### [Exercise material]
____
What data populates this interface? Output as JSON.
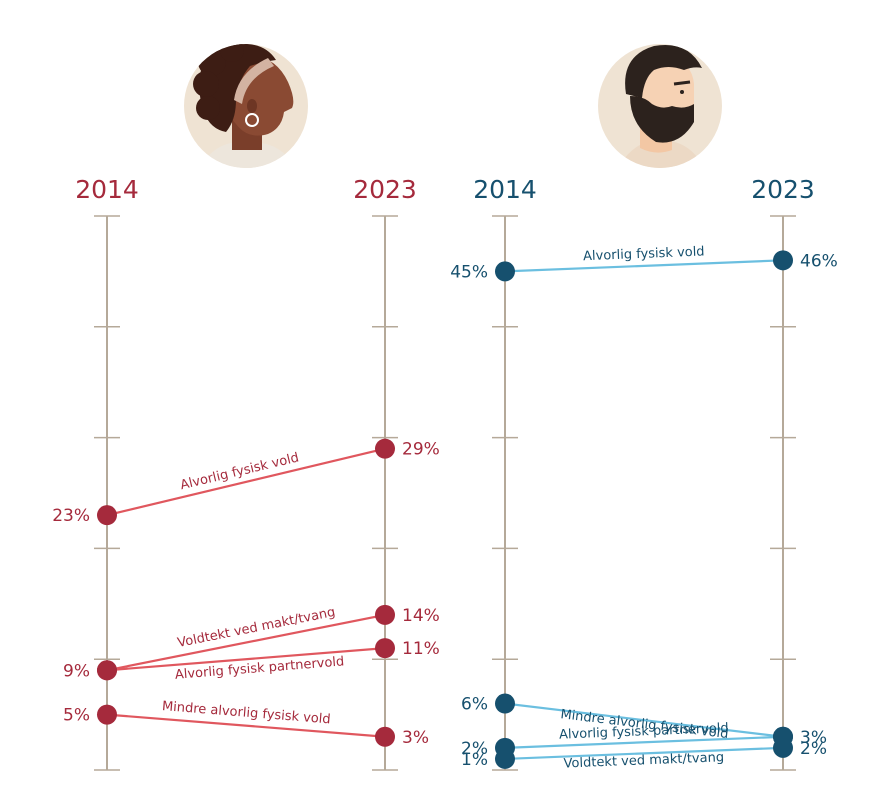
{
  "chart_data": [
    {
      "type": "slope",
      "group": "women",
      "x": [
        "2014",
        "2023"
      ],
      "ylim": [
        0,
        50
      ],
      "colors": {
        "axis_label": "#a52a3c",
        "marker": "#a52a3c",
        "line": "#e0575e",
        "value_label": "#a52a3c",
        "series_label": "#a52a3c"
      },
      "series": [
        {
          "name": "Alvorlig fysisk vold",
          "values": [
            23,
            29
          ],
          "value_labels": [
            "23%",
            "29%"
          ]
        },
        {
          "name": "Voldtekt ved makt/tvang",
          "values": [
            9,
            14
          ],
          "value_labels": [
            "9%",
            "14%"
          ]
        },
        {
          "name": "Alvorlig fysisk partnervold",
          "values": [
            9,
            11
          ],
          "value_labels": [
            "9%",
            "11%"
          ]
        },
        {
          "name": "Mindre alvorlig fysisk vold",
          "values": [
            5,
            3
          ],
          "value_labels": [
            "5%",
            "3%"
          ]
        }
      ]
    },
    {
      "type": "slope",
      "group": "men",
      "x": [
        "2014",
        "2023"
      ],
      "ylim": [
        0,
        50
      ],
      "colors": {
        "axis_label": "#16506e",
        "marker": "#16506e",
        "line": "#6bbfe0",
        "value_label": "#16506e",
        "series_label": "#16506e"
      },
      "series": [
        {
          "name": "Alvorlig fysisk vold",
          "values": [
            45,
            46
          ],
          "value_labels": [
            "45%",
            "46%"
          ]
        },
        {
          "name": "Mindre alvorlig fysisk vold",
          "values": [
            6,
            3
          ],
          "value_labels": [
            "6%",
            "3%"
          ]
        },
        {
          "name": "Alvorlig fysisk partnervold",
          "values": [
            2,
            3
          ],
          "value_labels": [
            "2%",
            "3%"
          ]
        },
        {
          "name": "Voldtekt ved makt/tvang",
          "values": [
            1,
            2
          ],
          "value_labels": [
            "1%",
            "2%"
          ]
        }
      ]
    }
  ],
  "icons": {
    "women": "woman-avatar-icon",
    "men": "man-avatar-icon"
  },
  "axis_color": "#b5a999"
}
____
### [Challenge]
Repeat the listing verbatim. Skip the pictures.

### [Reply to the exercise]
What data populates this interface? Output as JSON.
{
  "chart_data": [
    {
      "type": "slope",
      "group": "women",
      "x": [
        "2014",
        "2023"
      ],
      "ylim": [
        0,
        50
      ],
      "colors": {
        "axis_label": "#a52a3c",
        "marker": "#a52a3c",
        "line": "#e0575e",
        "value_label": "#a52a3c",
        "series_label": "#a52a3c"
      },
      "series": [
        {
          "name": "Alvorlig fysisk vold",
          "values": [
            23,
            29
          ],
          "value_labels": [
            "23%",
            "29%"
          ]
        },
        {
          "name": "Voldtekt ved makt/tvang",
          "values": [
            9,
            14
          ],
          "value_labels": [
            "9%",
            "14%"
          ]
        },
        {
          "name": "Alvorlig fysisk partnervold",
          "values": [
            9,
            11
          ],
          "value_labels": [
            "9%",
            "11%"
          ]
        },
        {
          "name": "Mindre alvorlig fysisk vold",
          "values": [
            5,
            3
          ],
          "value_labels": [
            "5%",
            "3%"
          ]
        }
      ]
    },
    {
      "type": "slope",
      "group": "men",
      "x": [
        "2014",
        "2023"
      ],
      "ylim": [
        0,
        50
      ],
      "colors": {
        "axis_label": "#16506e",
        "marker": "#16506e",
        "line": "#6bbfe0",
        "value_label": "#16506e",
        "series_label": "#16506e"
      },
      "series": [
        {
          "name": "Alvorlig fysisk vold",
          "values": [
            45,
            46
          ],
          "value_labels": [
            "45%",
            "46%"
          ]
        },
        {
          "name": "Mindre alvorlig fysisk vold",
          "values": [
            6,
            3
          ],
          "value_labels": [
            "6%",
            "3%"
          ]
        },
        {
          "name": "Alvorlig fysisk partnervold",
          "values": [
            2,
            3
          ],
          "value_labels": [
            "2%",
            "3%"
          ]
        },
        {
          "name": "Voldtekt ved makt/tvang",
          "values": [
            1,
            2
          ],
          "value_labels": [
            "1%",
            "2%"
          ]
        }
      ]
    }
  ],
  "icons": {
    "women": "woman-avatar-icon",
    "men": "man-avatar-icon"
  },
  "axis_color": "#b5a999"
}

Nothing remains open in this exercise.